== TASK TO COMPLETE ==
Using the data below, copy each line that includes the word "value".

== EXTRACTED RECORDS ==
____

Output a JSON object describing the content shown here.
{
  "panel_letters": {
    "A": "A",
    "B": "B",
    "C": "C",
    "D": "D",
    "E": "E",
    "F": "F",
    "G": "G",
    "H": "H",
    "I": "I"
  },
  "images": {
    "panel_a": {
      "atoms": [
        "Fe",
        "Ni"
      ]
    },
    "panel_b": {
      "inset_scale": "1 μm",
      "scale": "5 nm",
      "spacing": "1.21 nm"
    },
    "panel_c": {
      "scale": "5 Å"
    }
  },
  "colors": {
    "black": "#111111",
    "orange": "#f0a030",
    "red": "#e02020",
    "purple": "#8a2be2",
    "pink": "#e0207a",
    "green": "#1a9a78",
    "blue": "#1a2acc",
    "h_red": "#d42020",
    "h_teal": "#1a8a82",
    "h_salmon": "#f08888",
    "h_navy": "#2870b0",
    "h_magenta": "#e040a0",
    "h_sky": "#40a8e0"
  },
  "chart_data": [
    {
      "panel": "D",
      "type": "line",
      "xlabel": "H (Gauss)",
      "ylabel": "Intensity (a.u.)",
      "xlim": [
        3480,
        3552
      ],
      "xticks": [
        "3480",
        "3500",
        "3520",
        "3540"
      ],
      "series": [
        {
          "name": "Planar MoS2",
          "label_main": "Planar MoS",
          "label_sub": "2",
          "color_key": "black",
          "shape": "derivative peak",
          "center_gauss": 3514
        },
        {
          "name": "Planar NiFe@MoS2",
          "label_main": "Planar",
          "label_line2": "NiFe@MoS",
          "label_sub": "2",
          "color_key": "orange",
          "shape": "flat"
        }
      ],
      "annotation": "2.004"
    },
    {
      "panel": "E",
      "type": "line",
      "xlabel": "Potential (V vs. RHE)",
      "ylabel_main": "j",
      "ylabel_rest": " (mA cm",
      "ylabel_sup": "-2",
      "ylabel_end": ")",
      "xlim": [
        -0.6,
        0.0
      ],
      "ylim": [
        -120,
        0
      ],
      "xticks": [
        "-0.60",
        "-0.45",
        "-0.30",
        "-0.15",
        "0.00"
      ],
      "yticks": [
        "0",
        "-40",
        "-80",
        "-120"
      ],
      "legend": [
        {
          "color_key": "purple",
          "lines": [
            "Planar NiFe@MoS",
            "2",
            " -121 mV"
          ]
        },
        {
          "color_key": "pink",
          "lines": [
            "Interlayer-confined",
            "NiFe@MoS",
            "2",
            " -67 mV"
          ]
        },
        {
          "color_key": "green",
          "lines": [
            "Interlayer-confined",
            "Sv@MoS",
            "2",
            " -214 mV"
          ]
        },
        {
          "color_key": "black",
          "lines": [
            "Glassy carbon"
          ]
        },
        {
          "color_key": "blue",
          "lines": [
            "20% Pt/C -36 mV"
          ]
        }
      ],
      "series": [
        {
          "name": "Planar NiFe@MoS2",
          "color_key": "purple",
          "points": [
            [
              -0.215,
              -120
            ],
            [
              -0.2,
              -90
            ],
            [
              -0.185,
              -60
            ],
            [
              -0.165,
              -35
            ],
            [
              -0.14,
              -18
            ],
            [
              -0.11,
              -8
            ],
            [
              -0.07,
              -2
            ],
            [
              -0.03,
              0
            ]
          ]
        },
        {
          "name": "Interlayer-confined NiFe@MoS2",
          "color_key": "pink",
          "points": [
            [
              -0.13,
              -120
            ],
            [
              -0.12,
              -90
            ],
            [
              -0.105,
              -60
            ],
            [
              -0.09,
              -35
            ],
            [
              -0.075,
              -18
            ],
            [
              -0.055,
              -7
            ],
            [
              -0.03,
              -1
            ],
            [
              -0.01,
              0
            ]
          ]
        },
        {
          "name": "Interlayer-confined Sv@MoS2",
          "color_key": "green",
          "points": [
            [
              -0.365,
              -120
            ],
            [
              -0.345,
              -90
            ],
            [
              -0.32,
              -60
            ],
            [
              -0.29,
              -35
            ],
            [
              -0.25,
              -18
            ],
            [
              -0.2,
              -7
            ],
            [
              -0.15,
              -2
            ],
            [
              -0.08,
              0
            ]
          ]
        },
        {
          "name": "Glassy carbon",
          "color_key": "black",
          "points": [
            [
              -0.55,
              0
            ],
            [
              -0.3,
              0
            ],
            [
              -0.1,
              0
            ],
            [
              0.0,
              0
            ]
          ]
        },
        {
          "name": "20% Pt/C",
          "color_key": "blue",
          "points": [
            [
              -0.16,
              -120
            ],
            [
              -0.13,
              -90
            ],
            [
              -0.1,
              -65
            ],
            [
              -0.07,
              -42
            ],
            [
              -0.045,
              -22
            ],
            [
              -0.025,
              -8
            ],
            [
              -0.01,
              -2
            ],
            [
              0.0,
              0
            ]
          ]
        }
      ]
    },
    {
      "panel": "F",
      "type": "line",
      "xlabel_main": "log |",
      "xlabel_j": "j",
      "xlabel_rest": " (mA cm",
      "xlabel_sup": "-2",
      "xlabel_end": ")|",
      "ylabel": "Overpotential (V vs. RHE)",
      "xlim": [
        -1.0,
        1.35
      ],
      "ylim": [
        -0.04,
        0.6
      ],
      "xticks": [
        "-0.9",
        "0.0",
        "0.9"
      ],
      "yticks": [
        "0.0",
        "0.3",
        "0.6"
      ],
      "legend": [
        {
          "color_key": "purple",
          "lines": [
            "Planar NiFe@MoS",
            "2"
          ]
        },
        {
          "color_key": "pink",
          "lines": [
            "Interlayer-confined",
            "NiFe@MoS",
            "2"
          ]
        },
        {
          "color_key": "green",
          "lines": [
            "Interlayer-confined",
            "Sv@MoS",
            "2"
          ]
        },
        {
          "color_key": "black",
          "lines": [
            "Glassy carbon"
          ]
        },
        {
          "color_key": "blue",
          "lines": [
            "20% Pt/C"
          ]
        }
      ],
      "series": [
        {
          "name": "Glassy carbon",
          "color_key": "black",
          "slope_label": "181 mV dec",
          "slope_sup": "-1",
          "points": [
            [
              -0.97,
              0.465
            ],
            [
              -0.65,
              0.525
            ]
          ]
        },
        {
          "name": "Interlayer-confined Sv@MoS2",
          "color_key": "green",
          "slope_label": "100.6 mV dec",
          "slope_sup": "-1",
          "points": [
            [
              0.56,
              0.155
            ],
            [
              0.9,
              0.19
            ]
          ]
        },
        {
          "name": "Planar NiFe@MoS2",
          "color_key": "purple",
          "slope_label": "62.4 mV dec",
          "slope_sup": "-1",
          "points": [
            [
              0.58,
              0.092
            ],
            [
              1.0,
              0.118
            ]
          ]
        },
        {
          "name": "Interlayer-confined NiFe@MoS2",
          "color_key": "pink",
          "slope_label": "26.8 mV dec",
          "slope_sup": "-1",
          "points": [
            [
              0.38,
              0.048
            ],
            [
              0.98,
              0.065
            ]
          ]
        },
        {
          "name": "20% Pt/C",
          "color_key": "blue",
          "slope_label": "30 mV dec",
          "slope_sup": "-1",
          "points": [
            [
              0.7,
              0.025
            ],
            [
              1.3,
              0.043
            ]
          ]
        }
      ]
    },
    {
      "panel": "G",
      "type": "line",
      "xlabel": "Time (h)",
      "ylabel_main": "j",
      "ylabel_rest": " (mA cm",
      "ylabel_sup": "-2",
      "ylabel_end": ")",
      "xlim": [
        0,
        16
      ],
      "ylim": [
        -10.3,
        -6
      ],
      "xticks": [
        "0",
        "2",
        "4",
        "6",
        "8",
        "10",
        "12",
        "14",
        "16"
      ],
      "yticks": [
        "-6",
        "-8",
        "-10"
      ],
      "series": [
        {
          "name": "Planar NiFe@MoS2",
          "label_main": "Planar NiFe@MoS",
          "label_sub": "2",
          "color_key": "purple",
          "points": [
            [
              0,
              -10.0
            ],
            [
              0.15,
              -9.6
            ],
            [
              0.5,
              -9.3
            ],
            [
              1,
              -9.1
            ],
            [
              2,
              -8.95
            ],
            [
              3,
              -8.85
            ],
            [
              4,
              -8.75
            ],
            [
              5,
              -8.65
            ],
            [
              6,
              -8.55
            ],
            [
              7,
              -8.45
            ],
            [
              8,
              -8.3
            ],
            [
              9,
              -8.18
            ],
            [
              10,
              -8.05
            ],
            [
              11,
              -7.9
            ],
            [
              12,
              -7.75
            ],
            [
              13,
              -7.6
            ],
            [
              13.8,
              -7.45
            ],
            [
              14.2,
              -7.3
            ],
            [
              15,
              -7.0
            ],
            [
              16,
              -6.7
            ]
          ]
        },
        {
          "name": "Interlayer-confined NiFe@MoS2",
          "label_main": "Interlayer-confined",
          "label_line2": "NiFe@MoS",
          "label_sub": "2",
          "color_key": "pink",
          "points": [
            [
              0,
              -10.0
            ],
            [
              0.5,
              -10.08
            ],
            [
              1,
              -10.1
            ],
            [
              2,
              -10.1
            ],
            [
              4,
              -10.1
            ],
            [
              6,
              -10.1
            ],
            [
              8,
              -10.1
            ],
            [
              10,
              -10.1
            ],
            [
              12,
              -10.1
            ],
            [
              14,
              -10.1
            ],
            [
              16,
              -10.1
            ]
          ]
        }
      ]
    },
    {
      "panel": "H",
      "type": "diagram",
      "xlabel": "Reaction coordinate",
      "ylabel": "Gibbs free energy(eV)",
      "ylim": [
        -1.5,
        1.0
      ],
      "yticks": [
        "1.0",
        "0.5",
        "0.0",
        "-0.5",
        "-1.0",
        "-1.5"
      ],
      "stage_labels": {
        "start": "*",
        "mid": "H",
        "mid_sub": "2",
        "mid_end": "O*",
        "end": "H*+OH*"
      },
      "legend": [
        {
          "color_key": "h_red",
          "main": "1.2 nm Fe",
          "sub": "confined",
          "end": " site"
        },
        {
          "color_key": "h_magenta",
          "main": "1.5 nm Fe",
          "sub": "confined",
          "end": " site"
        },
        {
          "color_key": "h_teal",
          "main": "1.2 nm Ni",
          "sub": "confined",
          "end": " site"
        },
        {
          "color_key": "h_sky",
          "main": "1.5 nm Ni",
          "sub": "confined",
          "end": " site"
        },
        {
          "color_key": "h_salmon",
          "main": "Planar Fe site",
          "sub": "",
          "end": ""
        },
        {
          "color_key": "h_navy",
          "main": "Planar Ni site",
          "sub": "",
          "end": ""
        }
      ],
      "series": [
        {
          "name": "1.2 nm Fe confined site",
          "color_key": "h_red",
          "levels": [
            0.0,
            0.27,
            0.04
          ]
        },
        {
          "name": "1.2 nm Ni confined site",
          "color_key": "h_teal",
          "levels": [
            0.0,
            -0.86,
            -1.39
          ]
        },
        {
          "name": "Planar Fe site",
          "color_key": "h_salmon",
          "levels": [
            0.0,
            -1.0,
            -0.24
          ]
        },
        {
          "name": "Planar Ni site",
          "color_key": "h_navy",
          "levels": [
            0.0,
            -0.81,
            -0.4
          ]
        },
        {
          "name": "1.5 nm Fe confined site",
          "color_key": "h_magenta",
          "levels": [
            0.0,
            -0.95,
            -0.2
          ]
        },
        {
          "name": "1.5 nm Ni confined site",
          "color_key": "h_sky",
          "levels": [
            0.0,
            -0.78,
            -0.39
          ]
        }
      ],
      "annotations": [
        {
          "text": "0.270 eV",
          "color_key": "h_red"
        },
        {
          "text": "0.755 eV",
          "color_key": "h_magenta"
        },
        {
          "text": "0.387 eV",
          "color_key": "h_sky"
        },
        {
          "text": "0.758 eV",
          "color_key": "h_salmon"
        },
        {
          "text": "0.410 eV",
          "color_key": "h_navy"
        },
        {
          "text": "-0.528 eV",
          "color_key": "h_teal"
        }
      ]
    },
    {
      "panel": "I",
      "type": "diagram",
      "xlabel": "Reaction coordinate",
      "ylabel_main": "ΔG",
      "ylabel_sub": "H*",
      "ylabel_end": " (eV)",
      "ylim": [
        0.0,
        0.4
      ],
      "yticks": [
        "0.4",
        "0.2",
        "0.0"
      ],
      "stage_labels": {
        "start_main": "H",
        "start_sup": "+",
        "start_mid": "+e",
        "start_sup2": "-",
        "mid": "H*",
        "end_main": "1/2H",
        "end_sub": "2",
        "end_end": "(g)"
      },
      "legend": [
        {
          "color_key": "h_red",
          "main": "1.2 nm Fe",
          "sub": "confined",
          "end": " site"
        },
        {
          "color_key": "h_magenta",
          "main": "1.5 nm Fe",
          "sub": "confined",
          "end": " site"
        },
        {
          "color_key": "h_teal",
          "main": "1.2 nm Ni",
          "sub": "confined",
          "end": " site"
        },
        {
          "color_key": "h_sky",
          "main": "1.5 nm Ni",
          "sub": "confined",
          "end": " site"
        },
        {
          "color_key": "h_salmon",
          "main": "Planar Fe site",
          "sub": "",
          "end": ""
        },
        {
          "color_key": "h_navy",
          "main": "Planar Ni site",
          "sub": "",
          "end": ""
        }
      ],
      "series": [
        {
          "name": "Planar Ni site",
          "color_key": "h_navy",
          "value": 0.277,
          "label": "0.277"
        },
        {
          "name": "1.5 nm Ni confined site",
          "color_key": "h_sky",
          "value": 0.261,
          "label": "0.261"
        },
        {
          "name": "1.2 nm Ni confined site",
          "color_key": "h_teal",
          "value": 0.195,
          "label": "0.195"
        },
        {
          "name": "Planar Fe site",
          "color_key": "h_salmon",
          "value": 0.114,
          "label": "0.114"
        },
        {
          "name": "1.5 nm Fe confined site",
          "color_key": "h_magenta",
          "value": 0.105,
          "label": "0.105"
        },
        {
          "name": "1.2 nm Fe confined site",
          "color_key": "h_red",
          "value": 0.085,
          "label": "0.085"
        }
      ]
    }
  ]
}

____

== ANSWER TO THE EXERCISE ==
          "value": 0.277,
          "value": 0.261,
          "value": 0.195,
          "value": 0.114,
          "value": 0.105,
          "value": 0.085,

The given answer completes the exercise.